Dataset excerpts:
——

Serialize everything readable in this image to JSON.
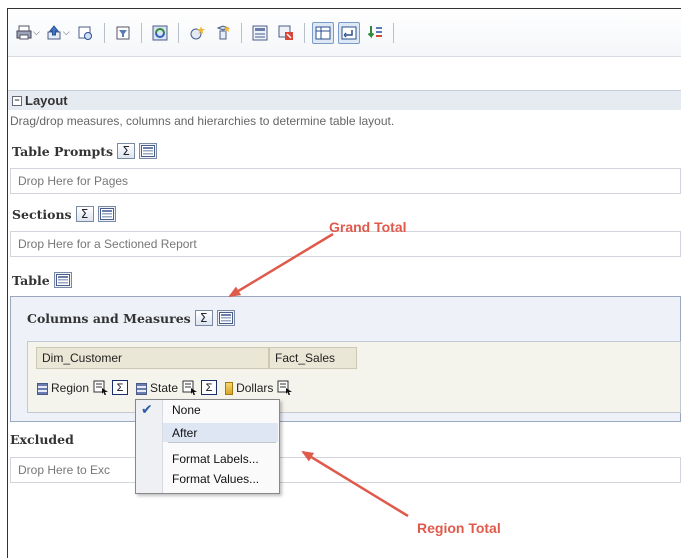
{
  "toolbar": {
    "icons": [
      "print-icon",
      "export-icon",
      "view-icon",
      "filter-icon",
      "refresh-icon",
      "new-calc-icon",
      "edit-formula-icon",
      "pivot-icon",
      "column-props-icon",
      "table-layout-icon",
      "freeze-icon",
      "sort-icon"
    ]
  },
  "layout": {
    "title": "Layout",
    "hint": "Drag/drop measures, columns and hierarchies to determine table layout."
  },
  "table_prompts": {
    "title": "Table Prompts",
    "drop_text": "Drop Here for Pages"
  },
  "sections": {
    "title": "Sections",
    "drop_text": "Drop Here for a Sectioned Report"
  },
  "table": {
    "title": "Table",
    "columns_measures_title": "Columns and Measures",
    "groups": [
      {
        "name": "Dim_Customer"
      },
      {
        "name": "Fact_Sales"
      }
    ],
    "items": [
      {
        "label": "Region"
      },
      {
        "label": "State"
      },
      {
        "label": "Dollars"
      }
    ]
  },
  "excluded": {
    "title": "Excluded",
    "drop_text": "Drop Here to Exc"
  },
  "context_menu": {
    "items": [
      "None",
      "After",
      "Format Labels...",
      "Format Values..."
    ],
    "checked": "None",
    "hovered": "After"
  },
  "annotations": {
    "grand_total": "Grand Total",
    "region_total": "Region Total",
    "color": "#e05a4c"
  }
}
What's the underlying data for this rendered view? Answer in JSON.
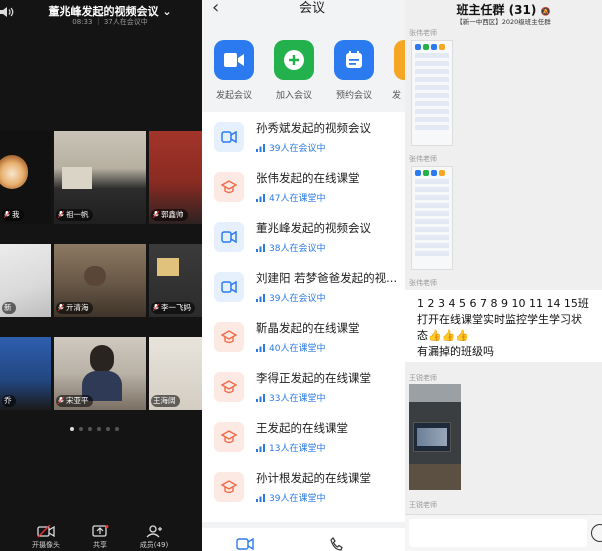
{
  "meeting": {
    "title": "董兆峰发起的视频会议",
    "subtitle": "08:33 ｜ 37人在会议中",
    "participants": [
      "我",
      "祖一帆",
      "郭鑫帅",
      "新",
      "亓清海",
      "李一飞妈",
      "乔",
      "宋亚平",
      "王海阔"
    ],
    "page_count": 6,
    "active_page": 1,
    "toolbar": [
      "开摄像头",
      "共享",
      "成员(49)"
    ]
  },
  "meeting_list": {
    "title": "会议",
    "back_icon": "chevron-left-icon",
    "quick_actions": [
      {
        "label": "发起会议",
        "icon": "video-camera-icon",
        "color": "#2b7af0"
      },
      {
        "label": "加入会议",
        "icon": "plus-circle-icon",
        "color": "#22b14c"
      },
      {
        "label": "预约会议",
        "icon": "calendar-icon",
        "color": "#2b7af0"
      },
      {
        "label": "发",
        "icon": "share-icon",
        "color": "#f5a623"
      }
    ],
    "items": [
      {
        "title": "孙秀斌发起的视频会议",
        "count": "39人在会议中",
        "type": "meeting"
      },
      {
        "title": "张伟发起的在线课堂",
        "count": "47人在课堂中",
        "type": "class"
      },
      {
        "title": "董兆峰发起的视频会议",
        "count": "38人在会议中",
        "type": "meeting"
      },
      {
        "title": "刘建阳 若梦爸爸发起的视...",
        "count": "39人在会议中",
        "type": "meeting"
      },
      {
        "title": "靳晶发起的在线课堂",
        "count": "40人在课堂中",
        "type": "class"
      },
      {
        "title": "李得正发起的在线课堂",
        "count": "33人在课堂中",
        "type": "class"
      },
      {
        "title": "王发起的在线课堂",
        "count": "13人在课堂中",
        "type": "class"
      },
      {
        "title": "孙计根发起的在线课堂",
        "count": "39人在课堂中",
        "type": "class"
      }
    ],
    "colors": {
      "meeting_bg": "#e6f0fc",
      "meeting_fg": "#2b7af0",
      "class_bg": "#fde9e4",
      "class_fg": "#f06a45",
      "count_text": "#2a7ae4"
    }
  },
  "chat": {
    "title": "班主任群 (31)",
    "subtitle": "【新一中西区】2020级班主任群",
    "sender_a": "张伟老师",
    "message_lines": [
      "1 2 3 4 5 6 7 8 9 10 11 14 15班",
      "打开在线课堂实时监控学生学习状",
      "态👍👍👍",
      "有漏掉的班级吗"
    ],
    "sender_b": "王锐老师"
  }
}
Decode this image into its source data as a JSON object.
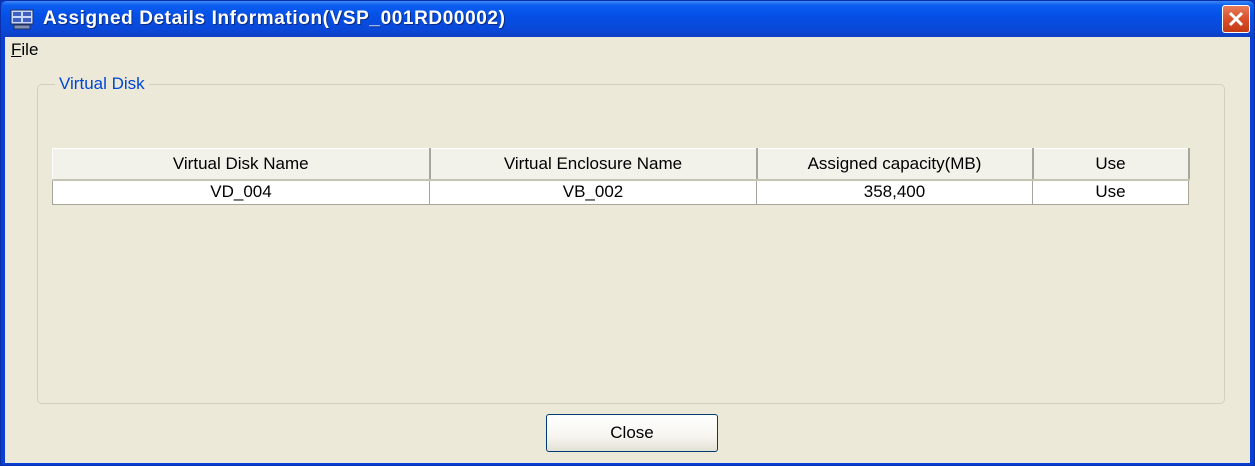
{
  "window": {
    "title": "Assigned Details Information(VSP_001RD00002)",
    "title_icon": "storage-app-icon",
    "close_icon": "close-icon"
  },
  "menubar": {
    "file_underline": "F",
    "file_rest": "ile"
  },
  "group": {
    "label": "Virtual Disk"
  },
  "table": {
    "columns": [
      "Virtual Disk Name",
      "Virtual Enclosure Name",
      "Assigned capacity(MB)",
      "Use"
    ],
    "rows": [
      [
        "VD_004",
        "VB_002",
        "358,400",
        "Use"
      ]
    ]
  },
  "footer": {
    "close_label": "Close"
  },
  "colors": {
    "titlebar": "#0a48d8",
    "client": "#ece9d8",
    "group_label": "#0046d5",
    "close_button": "#d9502a"
  }
}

——

Your objective:
Take the line that contains "Decode this image" as the first and the last line of the records as the end, and please quote those lines exactly, pictures omitted.

Solution:
Decode this image into its source data as a JSON object.
{
  "window": {
    "title": "Assigned Details Information(VSP_001RD00002)",
    "title_icon": "storage-app-icon",
    "close_icon": "close-icon"
  },
  "menubar": {
    "file_underline": "F",
    "file_rest": "ile"
  },
  "group": {
    "label": "Virtual Disk"
  },
  "table": {
    "columns": [
      "Virtual Disk Name",
      "Virtual Enclosure Name",
      "Assigned capacity(MB)",
      "Use"
    ],
    "rows": [
      [
        "VD_004",
        "VB_002",
        "358,400",
        "Use"
      ]
    ]
  },
  "footer": {
    "close_label": "Close"
  },
  "colors": {
    "titlebar": "#0a48d8",
    "client": "#ece9d8",
    "group_label": "#0046d5",
    "close_button": "#d9502a"
  }
}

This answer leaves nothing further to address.